▸ OBJECTIVE: Continue the forum post below about a California Zephyr round trip to Glenwood Springs, starting right after its last sentence; the entries that follow it are separate material.

▸ TEXT SHOWN:
* Start *

# California Zephyr-Glenwood Springs & Back



## sunchaser (Oct 30, 2009)

After our first Amtrak trips from SLC to OLW & back, hubby was hesitant to take the California Zephyr because of the conditions of the first train. I had already been talking about taking a 'short run' from SLC to GSC for a couple of days in October, before the first trip. I thought it would be a nice break from the valley, enjoy the hot springs, then come back. Since hubby was being a bit difficult about another Zephyr ride, & I had not notified Amtrak of the sleeper issues we had experienced, I emailed Amtrak.com about it. I got two automated responses, & one notification that it was forwarded to Customer Service, but after two days of the forwarding, no response. I suggested to hubby give them a call, because the reservations/purchases were in his name. We will see if he gets any response from them. After 10 days of email tag, I finally called- spoke to a nice Customer Relations Agent who promised to send out a voucher. That was Aug 20th.

We received the voucher Aug 29th.

I went through the ARROW system on Amtrak.com for pairs of days for two months to find a date where the bedrooms/roomettes were cheaper. I also matched it with the hotel/ pool schedules for availability. I finally found the dates of Oct 26th & 28th as good dates for both train & hotel/pool. I would have preferred to book bedrooms for the size factor, but since the travel times on the Zephyr would be roughly nine hours each way and the big price difference for bedrooms, we decided to book roomettes.

* End *

▸ RECORDS PROVIDED:
* Start *

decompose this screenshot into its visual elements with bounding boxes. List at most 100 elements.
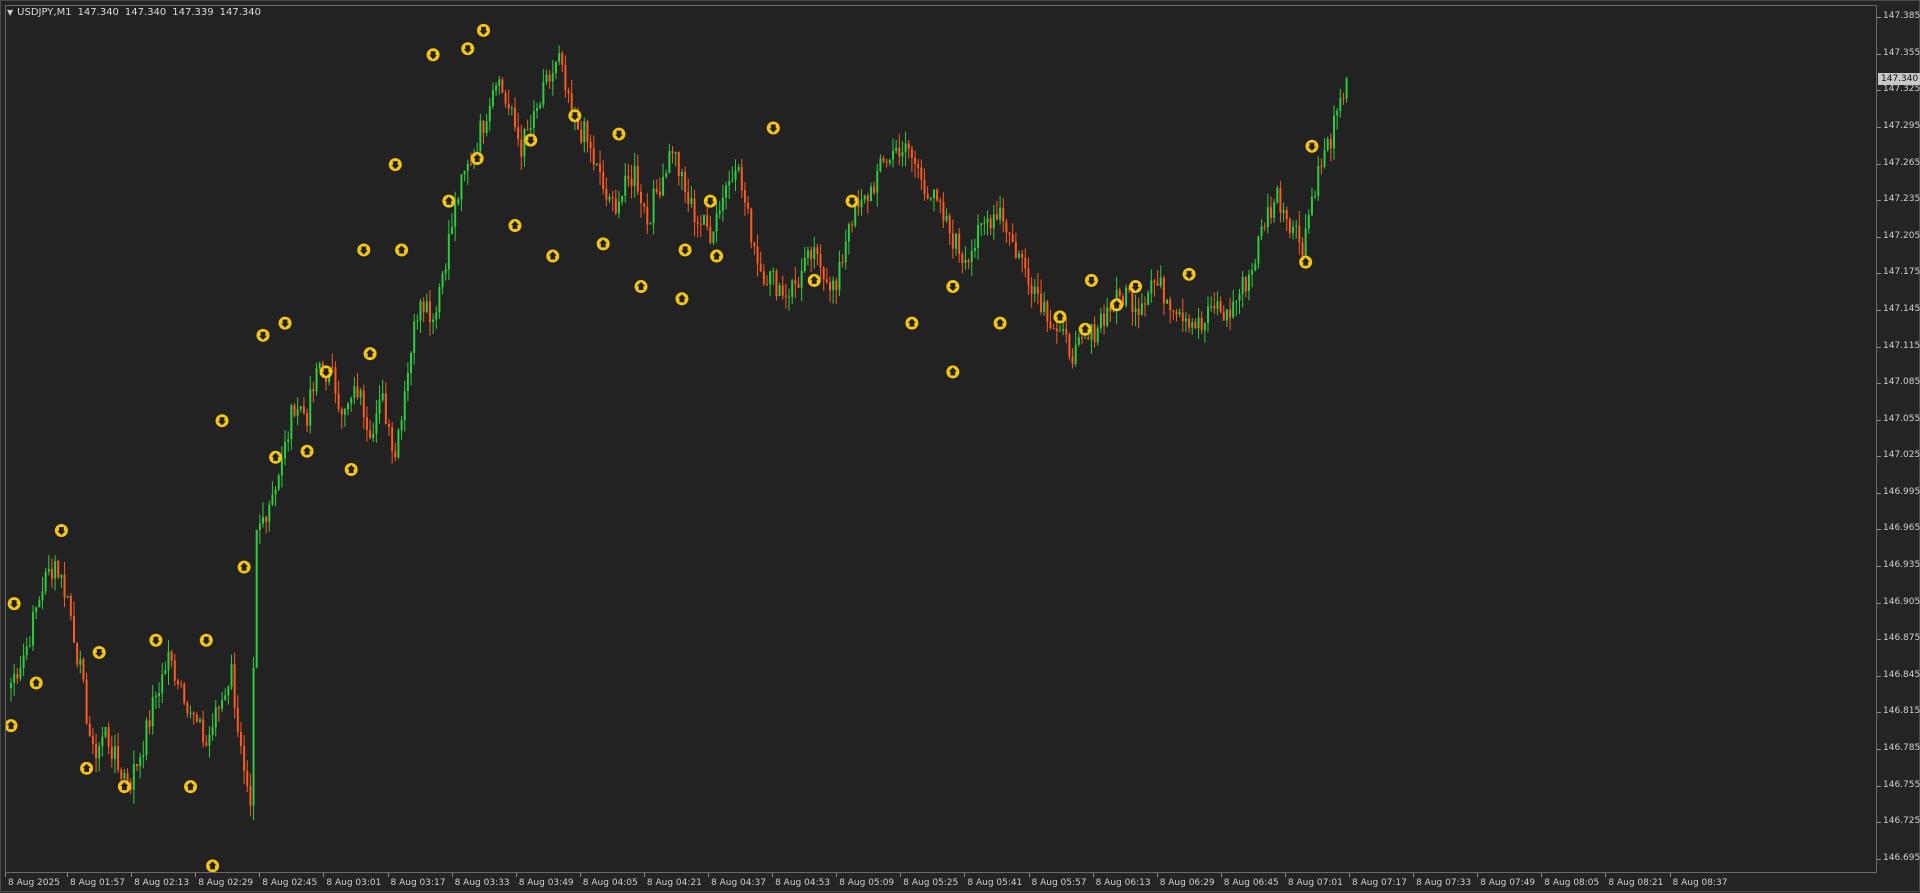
bull-candle bbox=[624, 175, 627, 196]
chart-window[interactable]: ▼ USDJPY,M1 147.340 147.340 147.339 147.… bbox=[0, 0, 1920, 892]
bull-candle bbox=[558, 53, 561, 62]
time-tick-label: 8 Aug 07:17 bbox=[1352, 878, 1407, 888]
price-tick-label: 146.725 bbox=[1883, 816, 1920, 827]
bull-candle bbox=[1333, 115, 1335, 149]
price-tick: 146.785 bbox=[1877, 743, 1920, 753]
fractal-down-icon bbox=[710, 249, 724, 263]
bull-candle bbox=[983, 222, 986, 224]
bull-candle bbox=[1241, 276, 1244, 294]
bull-candle bbox=[13, 673, 16, 684]
bear-candle bbox=[866, 195, 869, 202]
bear-candle bbox=[183, 684, 186, 704]
bull-candle bbox=[1345, 78, 1348, 99]
bear-candle bbox=[180, 684, 183, 686]
bull-candle bbox=[844, 241, 847, 263]
bear-candle bbox=[1288, 219, 1291, 233]
bull-candle bbox=[1203, 322, 1206, 331]
fractal-up-icon bbox=[92, 645, 106, 659]
bear-candle bbox=[1027, 268, 1030, 286]
bear-candle bbox=[362, 390, 365, 418]
bull-candle bbox=[999, 207, 1002, 220]
time-axis[interactable]: 8 Aug 2025 8 Aug 01:57 8 Aug 02:13 8 Aug 02… bbox=[5, 873, 1877, 893]
bull-candle bbox=[715, 213, 718, 232]
bull-candle bbox=[488, 105, 491, 122]
bear-candle bbox=[1005, 221, 1008, 233]
bull-candle bbox=[258, 523, 261, 530]
bull-candle bbox=[230, 664, 233, 687]
bull-candle bbox=[1147, 293, 1150, 305]
price-tick-label: 147.025 bbox=[1883, 450, 1920, 461]
bear-candle bbox=[195, 714, 198, 722]
bull-candle bbox=[725, 185, 728, 198]
bull-candle bbox=[1191, 322, 1194, 328]
time-tick-label: 8 Aug 03:49 bbox=[518, 878, 574, 888]
fractal-up-icon bbox=[54, 523, 68, 537]
price-axis[interactable]: 147.385 147.355 147.325 147.295 147.265 147.2… bbox=[1877, 5, 1920, 873]
chevron-down-icon[interactable]: ▼ bbox=[7, 8, 13, 17]
bear-candle bbox=[1118, 289, 1121, 297]
price-tick-label: 147.295 bbox=[1883, 120, 1920, 131]
price-chart-plot[interactable] bbox=[5, 5, 1877, 873]
bear-candle bbox=[507, 103, 510, 109]
bear-candle bbox=[428, 301, 431, 323]
bull-candle bbox=[1106, 307, 1109, 326]
bear-candle bbox=[170, 651, 173, 661]
bull-candle bbox=[964, 259, 967, 263]
time-tick-label: 8 Aug 03:33 bbox=[454, 878, 510, 888]
fractal-up-icon bbox=[1084, 273, 1098, 287]
bear-candle bbox=[1329, 139, 1332, 149]
bear-candle bbox=[995, 214, 998, 220]
bear-candle bbox=[936, 189, 939, 201]
bull-candle bbox=[315, 368, 318, 392]
fractal-up-icon bbox=[319, 365, 333, 379]
bull-candle bbox=[860, 199, 863, 208]
fractal-down-icon bbox=[634, 280, 648, 294]
bear-candle bbox=[762, 271, 765, 284]
bear-candle bbox=[766, 283, 768, 285]
fractal-down-icon bbox=[1299, 255, 1313, 269]
price-tick: 146.875 bbox=[1877, 633, 1920, 643]
bear-candle bbox=[548, 74, 551, 82]
bull-candle bbox=[444, 269, 447, 274]
bear-candle bbox=[643, 203, 646, 207]
bull-candle bbox=[901, 152, 904, 157]
fractal-up-icon bbox=[357, 243, 371, 257]
bull-candle bbox=[142, 755, 145, 758]
symbol-header[interactable]: ▼ USDJPY,M1 147.340 147.340 147.339 147.… bbox=[7, 7, 261, 18]
bull-candle bbox=[583, 121, 586, 143]
bear-candle bbox=[1153, 280, 1156, 283]
fractal-up-icon bbox=[256, 328, 270, 342]
fractal-down-icon bbox=[184, 780, 198, 794]
fractal-down-icon bbox=[596, 237, 610, 251]
fractal-down-icon bbox=[946, 365, 960, 379]
bull-candle bbox=[980, 223, 983, 225]
bear-candle bbox=[1040, 293, 1043, 313]
fractal-down-icon bbox=[300, 444, 314, 458]
bull-candle bbox=[1033, 286, 1036, 294]
time-tick-label: 8 Aug 05:57 bbox=[1031, 878, 1087, 888]
bear-candle bbox=[293, 405, 296, 416]
bear-candle bbox=[1008, 232, 1011, 235]
bull-candle bbox=[211, 727, 214, 735]
bull-candle bbox=[1247, 274, 1250, 291]
bull-candle bbox=[1084, 337, 1087, 339]
price-tick-label: 146.935 bbox=[1883, 560, 1920, 571]
bull-candle bbox=[35, 607, 38, 612]
price-tick-label: 146.845 bbox=[1883, 669, 1920, 680]
bull-candle bbox=[892, 150, 894, 160]
bear-candle bbox=[961, 254, 964, 263]
bull-candle bbox=[425, 301, 428, 313]
bull-candle bbox=[139, 757, 142, 767]
bull-candle bbox=[271, 494, 274, 505]
bear-candle bbox=[1052, 328, 1055, 330]
bull-candle bbox=[60, 574, 63, 578]
bear-candle bbox=[640, 191, 642, 204]
time-tick-label: 8 Aug 05:09 bbox=[839, 878, 895, 888]
fractal-up-icon bbox=[278, 316, 292, 330]
bull-candle bbox=[435, 312, 438, 320]
bull-candle bbox=[510, 107, 513, 109]
time-tick-label: 8 Aug 04:21 bbox=[646, 878, 702, 888]
bear-candle bbox=[1024, 257, 1027, 269]
price-tick: 147.295 bbox=[1877, 121, 1920, 131]
time-tick-label: 8 Aug 04:37 bbox=[711, 878, 766, 888]
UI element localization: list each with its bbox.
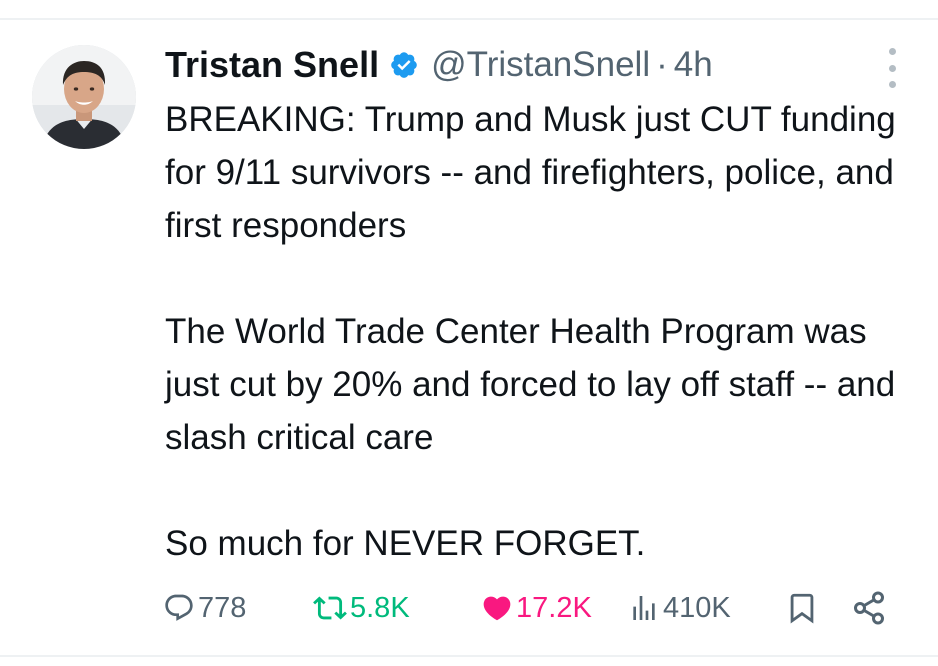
verified-badge-icon xyxy=(389,50,419,80)
share-button[interactable] xyxy=(851,585,890,631)
views-bar-chart-icon xyxy=(628,592,660,624)
tweet-text: BREAKING: Trump and Musk just CUT fundin… xyxy=(165,93,905,570)
bookmark-button[interactable] xyxy=(785,585,822,631)
like-count: 17.2K xyxy=(516,591,592,624)
tweet-paragraph: BREAKING: Trump and Musk just CUT fundin… xyxy=(165,100,896,245)
heart-icon xyxy=(481,592,513,624)
avatar-photo xyxy=(32,45,136,149)
tweet-paragraph: The World Trade Center Health Program wa… xyxy=(165,312,896,457)
bottom-divider xyxy=(0,655,938,657)
reply-count: 778 xyxy=(198,591,247,624)
retweet-icon xyxy=(313,591,347,625)
share-icon xyxy=(851,590,887,626)
reply-button[interactable]: 778 xyxy=(163,585,246,631)
author-handle[interactable]: @TristanSnell xyxy=(431,45,650,85)
like-button[interactable]: 17.2K xyxy=(481,585,592,631)
top-divider xyxy=(0,18,938,20)
reply-bubble-icon xyxy=(163,592,195,624)
tweet-paragraph: So much for NEVER FORGET. xyxy=(165,524,646,563)
author-name[interactable]: Tristan Snell xyxy=(165,44,379,86)
retweet-count: 5.8K xyxy=(350,591,410,624)
avatar[interactable] xyxy=(32,45,136,149)
tweet-header: Tristan Snell @TristanSnell · 4h xyxy=(165,40,713,90)
bookmark-icon xyxy=(785,591,819,625)
views-count: 410K xyxy=(663,591,731,624)
tweet-timestamp[interactable]: 4h xyxy=(674,45,713,85)
more-vertical-icon[interactable] xyxy=(880,48,904,88)
views-button[interactable]: 410K xyxy=(628,585,731,631)
action-bar: 778 5.8K 17.2K 410K xyxy=(163,585,903,631)
retweet-button[interactable]: 5.8K xyxy=(313,585,410,631)
header-separator: · xyxy=(656,45,668,84)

* End *

▸ RESULT:
The California Zephyr #6, eastbound will arrive at around 3:45 am We will board sleeper car #631, roomette 5. It is scheduled to depart at 4:10 am. Hubby and I will probably try to go back to sleep for a bit, then get up for breakfast, & enjoy the ride. We should also be able to have lunch on the train too. The Zephyr is scheduled to arrive in Glenwood Springs, Co at 12:50pm, then we will cross the bridge over the Colorado River to the Glenwood Springs Lodge. They have a shuttle, and they will pick you up from the station for free, & also take you over to town if you ask. I picked this hotel because it has the original big hot springs pool. It's a bit pricey, but it does include unlimited access to the pools, wifi & free breakfast. Their website is hotspringspool.com. They also have an Ocktoberfest in Glenwood Springs every year, the first & second weeks of October.

I think it will be fun & relaxing! They also have an Ocktoberfest in Glenwood Springs every year.

On the return trip on the the 28th, the westbound Zephyr #5 is scheduled to arrive in GSC at 1:53pm. We will board sleeper car #531, roomette #4, enjoy the scenery, have dinner, & arrive back in SLC at 11:00pm.

We went down to the station on Sept 3rd and bought the tickets. After the deduction of the voucher, the total price was $289.00 for two round trips tickets & two roomettes.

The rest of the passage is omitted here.